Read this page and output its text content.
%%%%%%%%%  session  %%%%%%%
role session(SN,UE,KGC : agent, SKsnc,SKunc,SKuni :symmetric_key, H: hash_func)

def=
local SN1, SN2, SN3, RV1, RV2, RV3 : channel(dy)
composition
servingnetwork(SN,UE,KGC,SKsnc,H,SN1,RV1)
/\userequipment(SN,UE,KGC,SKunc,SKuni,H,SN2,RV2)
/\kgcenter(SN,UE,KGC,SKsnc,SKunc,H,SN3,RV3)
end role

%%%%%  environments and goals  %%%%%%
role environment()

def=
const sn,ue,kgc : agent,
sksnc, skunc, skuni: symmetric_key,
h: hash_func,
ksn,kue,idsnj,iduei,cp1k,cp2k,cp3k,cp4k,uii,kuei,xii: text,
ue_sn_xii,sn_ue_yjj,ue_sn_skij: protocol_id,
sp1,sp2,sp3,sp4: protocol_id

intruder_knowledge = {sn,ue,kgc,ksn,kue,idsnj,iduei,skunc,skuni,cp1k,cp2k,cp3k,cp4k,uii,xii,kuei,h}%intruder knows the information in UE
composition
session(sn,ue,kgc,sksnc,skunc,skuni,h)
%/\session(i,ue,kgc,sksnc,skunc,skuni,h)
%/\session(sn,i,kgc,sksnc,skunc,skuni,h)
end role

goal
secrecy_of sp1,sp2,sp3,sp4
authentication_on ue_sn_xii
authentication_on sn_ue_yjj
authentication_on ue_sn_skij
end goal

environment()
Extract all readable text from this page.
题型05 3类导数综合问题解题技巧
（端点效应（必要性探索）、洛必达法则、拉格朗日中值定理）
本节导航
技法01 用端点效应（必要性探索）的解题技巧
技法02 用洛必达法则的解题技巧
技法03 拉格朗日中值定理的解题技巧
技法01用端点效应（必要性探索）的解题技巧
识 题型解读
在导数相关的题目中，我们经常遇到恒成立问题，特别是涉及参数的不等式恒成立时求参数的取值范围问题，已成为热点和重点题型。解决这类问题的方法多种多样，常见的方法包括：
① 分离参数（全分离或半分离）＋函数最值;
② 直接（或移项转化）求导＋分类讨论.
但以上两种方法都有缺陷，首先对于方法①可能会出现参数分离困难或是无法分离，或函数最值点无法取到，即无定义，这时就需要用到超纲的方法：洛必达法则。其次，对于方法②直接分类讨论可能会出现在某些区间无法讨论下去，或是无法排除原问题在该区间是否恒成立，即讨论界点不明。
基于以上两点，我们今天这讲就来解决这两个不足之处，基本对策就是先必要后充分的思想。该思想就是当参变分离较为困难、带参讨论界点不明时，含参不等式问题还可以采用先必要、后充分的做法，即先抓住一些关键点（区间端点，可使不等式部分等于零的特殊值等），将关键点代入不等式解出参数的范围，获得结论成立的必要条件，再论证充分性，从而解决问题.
┄┄┄┄┄┄┄┄┄┄┄┄┄┄┄┄┄┄┄┄
All lines above containing the string "kuei" are to be collected.

ksn,kue,idsnj,iduei,cp1k,cp2k,cp3k,cp4k,uii,kuei,xii: text,
intruder_knowledge = {sn,ue,kgc,ksn,kue,idsnj,iduei,skunc,skuni,cp1k,cp2k,cp3k,cp4k,uii,xii,kuei,h}%intruder knows the information in UE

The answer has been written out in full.